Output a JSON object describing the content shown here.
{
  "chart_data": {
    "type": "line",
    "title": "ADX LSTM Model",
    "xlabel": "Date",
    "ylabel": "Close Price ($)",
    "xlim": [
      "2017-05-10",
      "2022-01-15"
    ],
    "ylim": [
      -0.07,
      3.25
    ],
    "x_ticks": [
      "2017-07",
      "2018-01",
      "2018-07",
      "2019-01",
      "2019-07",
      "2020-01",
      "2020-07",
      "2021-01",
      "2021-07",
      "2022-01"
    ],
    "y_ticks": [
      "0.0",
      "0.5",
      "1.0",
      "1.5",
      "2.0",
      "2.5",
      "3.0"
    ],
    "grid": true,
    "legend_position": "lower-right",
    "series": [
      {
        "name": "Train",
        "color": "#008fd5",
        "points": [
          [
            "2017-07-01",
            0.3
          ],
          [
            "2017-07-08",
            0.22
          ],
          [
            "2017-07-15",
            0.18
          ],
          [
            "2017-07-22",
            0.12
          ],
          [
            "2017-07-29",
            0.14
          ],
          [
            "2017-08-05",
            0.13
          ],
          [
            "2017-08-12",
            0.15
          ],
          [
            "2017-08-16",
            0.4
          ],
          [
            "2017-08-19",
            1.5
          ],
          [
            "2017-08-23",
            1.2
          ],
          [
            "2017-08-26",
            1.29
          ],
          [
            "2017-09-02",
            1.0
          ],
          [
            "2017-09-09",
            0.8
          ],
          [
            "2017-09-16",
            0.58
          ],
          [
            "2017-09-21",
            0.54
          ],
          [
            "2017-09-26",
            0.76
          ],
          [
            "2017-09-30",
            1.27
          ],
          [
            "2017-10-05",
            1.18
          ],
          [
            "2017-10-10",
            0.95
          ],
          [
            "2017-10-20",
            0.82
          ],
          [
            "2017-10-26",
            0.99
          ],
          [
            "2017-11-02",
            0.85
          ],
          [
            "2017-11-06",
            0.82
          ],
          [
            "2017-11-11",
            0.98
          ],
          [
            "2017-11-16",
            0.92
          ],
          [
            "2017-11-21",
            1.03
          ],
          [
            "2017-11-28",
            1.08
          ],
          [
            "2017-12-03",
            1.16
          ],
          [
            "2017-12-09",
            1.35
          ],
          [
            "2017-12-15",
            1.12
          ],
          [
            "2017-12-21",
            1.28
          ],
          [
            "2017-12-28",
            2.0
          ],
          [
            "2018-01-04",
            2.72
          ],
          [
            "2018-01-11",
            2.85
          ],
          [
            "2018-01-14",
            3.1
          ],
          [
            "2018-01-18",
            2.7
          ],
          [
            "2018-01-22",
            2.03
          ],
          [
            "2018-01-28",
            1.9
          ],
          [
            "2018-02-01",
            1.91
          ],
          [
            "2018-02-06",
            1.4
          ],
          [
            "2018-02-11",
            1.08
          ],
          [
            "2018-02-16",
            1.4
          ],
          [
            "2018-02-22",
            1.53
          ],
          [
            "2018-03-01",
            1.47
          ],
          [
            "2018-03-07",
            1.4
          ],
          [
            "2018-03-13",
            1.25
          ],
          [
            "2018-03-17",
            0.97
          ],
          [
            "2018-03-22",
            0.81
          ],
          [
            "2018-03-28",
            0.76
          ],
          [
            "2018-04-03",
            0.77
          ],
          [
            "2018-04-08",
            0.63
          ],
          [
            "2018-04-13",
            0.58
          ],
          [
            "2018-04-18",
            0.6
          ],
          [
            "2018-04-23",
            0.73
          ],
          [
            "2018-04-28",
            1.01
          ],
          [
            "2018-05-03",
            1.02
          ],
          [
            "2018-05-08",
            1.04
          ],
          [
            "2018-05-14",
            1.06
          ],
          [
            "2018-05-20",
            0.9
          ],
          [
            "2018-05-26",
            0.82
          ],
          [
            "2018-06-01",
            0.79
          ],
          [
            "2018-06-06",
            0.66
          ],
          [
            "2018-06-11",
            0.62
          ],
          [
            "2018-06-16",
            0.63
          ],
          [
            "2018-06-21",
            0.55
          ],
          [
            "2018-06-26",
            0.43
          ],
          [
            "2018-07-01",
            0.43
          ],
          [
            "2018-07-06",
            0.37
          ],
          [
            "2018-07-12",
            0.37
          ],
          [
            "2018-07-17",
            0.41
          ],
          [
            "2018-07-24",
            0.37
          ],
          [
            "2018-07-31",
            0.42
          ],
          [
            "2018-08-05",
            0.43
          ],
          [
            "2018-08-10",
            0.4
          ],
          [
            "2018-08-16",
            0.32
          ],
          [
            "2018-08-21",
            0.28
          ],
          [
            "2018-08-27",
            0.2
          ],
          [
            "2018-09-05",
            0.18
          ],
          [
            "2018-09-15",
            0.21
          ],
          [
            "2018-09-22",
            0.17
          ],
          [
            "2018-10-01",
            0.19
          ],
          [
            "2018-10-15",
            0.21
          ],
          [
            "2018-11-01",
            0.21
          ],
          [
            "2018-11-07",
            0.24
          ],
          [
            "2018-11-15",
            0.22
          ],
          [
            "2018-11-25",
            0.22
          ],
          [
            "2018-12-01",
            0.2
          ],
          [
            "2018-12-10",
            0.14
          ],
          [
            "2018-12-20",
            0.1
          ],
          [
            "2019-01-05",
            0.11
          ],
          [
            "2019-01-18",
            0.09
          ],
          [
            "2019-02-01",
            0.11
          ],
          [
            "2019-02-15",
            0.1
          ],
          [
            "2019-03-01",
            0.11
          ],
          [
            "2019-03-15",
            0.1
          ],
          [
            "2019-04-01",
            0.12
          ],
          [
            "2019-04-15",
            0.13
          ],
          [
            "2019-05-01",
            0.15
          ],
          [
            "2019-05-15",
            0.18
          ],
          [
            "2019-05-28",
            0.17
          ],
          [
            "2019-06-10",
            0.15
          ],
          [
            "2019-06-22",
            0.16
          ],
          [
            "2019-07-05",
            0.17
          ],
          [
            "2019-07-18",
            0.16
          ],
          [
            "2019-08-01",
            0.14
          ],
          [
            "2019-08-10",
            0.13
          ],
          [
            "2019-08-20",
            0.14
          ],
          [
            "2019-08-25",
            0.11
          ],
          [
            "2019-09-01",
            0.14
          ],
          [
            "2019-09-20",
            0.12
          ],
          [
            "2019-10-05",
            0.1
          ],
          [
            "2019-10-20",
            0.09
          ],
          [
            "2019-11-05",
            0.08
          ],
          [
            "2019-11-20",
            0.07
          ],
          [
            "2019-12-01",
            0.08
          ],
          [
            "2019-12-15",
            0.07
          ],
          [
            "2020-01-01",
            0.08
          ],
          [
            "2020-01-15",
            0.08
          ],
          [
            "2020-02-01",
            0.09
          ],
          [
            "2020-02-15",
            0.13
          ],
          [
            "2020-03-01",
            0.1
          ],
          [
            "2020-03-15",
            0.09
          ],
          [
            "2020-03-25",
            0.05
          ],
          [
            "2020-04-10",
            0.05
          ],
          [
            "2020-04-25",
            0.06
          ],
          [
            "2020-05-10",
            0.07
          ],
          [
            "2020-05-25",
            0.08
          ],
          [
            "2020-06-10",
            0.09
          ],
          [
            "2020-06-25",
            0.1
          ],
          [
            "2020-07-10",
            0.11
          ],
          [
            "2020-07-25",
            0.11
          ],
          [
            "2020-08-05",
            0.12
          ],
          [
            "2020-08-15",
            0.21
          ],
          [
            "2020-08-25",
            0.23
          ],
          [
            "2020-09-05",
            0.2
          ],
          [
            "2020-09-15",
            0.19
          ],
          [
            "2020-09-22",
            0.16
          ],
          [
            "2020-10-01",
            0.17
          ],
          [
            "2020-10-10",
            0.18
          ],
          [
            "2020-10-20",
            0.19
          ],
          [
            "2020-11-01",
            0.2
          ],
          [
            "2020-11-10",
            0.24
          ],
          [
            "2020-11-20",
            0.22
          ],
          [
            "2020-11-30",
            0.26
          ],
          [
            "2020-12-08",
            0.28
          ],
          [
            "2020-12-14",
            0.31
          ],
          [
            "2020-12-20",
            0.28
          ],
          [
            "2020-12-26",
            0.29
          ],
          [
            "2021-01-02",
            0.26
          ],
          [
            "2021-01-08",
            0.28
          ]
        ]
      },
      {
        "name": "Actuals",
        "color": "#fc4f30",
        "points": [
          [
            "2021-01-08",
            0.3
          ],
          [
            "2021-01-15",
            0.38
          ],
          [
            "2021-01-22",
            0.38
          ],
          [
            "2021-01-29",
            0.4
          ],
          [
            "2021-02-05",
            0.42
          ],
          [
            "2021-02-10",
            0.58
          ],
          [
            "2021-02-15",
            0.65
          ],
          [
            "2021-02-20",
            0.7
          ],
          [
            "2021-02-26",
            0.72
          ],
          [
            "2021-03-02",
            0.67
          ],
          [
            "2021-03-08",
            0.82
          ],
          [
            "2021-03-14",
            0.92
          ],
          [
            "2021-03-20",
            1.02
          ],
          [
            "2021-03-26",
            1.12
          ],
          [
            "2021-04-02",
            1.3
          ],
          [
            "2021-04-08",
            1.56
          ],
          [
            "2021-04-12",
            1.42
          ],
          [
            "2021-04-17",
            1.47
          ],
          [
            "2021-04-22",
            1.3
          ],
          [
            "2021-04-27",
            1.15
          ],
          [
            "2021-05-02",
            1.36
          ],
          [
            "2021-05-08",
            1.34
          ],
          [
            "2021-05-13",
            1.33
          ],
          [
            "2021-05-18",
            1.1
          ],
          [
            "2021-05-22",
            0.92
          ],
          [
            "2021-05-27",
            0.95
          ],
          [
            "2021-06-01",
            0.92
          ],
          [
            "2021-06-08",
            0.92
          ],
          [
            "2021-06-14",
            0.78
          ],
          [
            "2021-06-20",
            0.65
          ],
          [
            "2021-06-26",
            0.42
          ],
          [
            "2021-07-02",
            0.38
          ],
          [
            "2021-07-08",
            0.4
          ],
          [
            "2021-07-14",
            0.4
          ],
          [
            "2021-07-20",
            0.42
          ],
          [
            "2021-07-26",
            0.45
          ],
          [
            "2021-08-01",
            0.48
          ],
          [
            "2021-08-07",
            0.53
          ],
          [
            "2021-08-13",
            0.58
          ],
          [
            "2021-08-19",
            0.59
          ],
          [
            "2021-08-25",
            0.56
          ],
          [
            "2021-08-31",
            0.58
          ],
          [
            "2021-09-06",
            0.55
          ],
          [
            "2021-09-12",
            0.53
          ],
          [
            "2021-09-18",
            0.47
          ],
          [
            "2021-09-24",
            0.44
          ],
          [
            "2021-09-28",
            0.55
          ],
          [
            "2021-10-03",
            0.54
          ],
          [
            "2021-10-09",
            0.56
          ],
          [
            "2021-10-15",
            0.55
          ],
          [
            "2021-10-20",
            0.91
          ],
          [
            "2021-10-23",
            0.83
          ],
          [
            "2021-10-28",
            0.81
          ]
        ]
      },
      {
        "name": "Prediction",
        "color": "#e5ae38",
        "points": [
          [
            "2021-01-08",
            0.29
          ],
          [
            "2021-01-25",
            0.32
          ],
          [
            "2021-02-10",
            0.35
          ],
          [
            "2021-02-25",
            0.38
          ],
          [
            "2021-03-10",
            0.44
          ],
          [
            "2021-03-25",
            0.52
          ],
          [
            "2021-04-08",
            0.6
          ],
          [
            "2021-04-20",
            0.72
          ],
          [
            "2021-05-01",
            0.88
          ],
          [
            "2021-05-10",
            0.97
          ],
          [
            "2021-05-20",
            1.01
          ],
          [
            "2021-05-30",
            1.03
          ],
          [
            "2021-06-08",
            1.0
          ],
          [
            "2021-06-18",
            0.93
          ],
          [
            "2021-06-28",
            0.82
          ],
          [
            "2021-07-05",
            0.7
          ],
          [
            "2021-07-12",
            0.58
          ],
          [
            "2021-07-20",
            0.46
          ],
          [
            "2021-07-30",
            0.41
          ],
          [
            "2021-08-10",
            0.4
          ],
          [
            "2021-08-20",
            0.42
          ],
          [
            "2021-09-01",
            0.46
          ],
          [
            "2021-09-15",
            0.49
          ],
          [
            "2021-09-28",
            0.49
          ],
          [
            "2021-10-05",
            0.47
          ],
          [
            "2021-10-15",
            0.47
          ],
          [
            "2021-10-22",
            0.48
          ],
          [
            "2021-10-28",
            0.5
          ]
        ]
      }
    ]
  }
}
■ ■ ■ ■ ■
## REQUIRED TASK
Gather all lines of the records that include the word "name".

## WORKED ANSWER
        "name": "Train",
        "name": "Actuals",
        "name": "Prediction",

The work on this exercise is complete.